> **WHAT IS REQUIRED**
Which lines below hold the word "того"? Copy all of them.

==========

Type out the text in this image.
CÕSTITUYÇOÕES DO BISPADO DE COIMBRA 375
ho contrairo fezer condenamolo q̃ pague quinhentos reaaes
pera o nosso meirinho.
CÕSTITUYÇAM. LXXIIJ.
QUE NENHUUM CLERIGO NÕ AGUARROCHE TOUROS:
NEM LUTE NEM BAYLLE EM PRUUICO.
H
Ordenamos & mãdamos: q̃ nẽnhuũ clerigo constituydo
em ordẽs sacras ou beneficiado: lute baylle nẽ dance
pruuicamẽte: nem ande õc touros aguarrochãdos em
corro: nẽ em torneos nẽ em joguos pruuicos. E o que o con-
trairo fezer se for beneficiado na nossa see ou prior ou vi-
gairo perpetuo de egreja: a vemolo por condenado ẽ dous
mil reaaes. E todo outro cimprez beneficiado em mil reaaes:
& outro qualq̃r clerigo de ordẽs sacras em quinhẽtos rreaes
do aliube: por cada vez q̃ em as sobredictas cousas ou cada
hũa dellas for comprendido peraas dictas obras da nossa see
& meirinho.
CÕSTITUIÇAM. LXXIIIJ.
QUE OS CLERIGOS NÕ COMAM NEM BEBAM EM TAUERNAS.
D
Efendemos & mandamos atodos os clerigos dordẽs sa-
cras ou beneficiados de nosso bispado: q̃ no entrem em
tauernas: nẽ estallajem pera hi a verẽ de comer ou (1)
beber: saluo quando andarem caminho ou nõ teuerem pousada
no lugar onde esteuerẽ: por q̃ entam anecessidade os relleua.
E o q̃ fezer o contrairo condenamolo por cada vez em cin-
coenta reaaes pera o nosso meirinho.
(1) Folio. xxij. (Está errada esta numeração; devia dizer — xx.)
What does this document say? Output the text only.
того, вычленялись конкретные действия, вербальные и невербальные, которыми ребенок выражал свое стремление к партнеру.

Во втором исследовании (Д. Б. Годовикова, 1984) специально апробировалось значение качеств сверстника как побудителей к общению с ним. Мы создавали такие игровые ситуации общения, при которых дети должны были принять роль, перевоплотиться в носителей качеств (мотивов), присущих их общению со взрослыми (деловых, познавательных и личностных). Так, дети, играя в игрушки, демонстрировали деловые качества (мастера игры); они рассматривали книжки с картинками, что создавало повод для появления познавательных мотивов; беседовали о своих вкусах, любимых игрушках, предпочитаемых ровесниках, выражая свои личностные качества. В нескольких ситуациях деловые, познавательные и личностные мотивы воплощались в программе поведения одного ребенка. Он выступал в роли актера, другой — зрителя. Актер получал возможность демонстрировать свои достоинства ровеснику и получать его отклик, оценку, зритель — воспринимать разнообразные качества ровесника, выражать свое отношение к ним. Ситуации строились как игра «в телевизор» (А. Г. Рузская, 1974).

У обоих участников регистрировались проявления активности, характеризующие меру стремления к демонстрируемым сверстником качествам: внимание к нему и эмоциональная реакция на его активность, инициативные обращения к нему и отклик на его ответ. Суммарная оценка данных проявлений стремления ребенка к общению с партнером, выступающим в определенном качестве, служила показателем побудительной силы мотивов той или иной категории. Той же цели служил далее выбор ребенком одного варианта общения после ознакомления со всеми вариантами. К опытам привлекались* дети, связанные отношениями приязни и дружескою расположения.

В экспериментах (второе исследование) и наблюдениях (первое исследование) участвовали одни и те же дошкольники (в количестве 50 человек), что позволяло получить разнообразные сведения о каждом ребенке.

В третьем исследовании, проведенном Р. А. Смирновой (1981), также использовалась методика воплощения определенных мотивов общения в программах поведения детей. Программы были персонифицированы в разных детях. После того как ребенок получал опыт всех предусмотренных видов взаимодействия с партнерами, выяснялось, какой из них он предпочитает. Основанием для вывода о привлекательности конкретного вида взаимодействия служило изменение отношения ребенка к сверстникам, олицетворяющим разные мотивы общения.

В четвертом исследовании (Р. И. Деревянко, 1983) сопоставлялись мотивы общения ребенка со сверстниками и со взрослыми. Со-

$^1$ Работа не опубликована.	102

==========

> **FINAL ANSWER**
того, вычленялись конкретные действия, вербальные и невербальные, которыми ребенок выражал свое стремление к партнеру.
В третьем исследовании, проведенном Р. А. Смирновой (1981), также использовалась методика воплощения определенных мотивов общения в программах поведения детей. Программы были персонифицированы в разных детях. После того как ребенок получал опыт всех предусмотренных видов взаимодействия с партнерами, выяснялось, какой из них он предпочитает. Основанием для вывода о привлекательности конкретного вида взаимодействия служило изменение отношения ребенка к сверстникам, олицетворяющим разные мотивы общения.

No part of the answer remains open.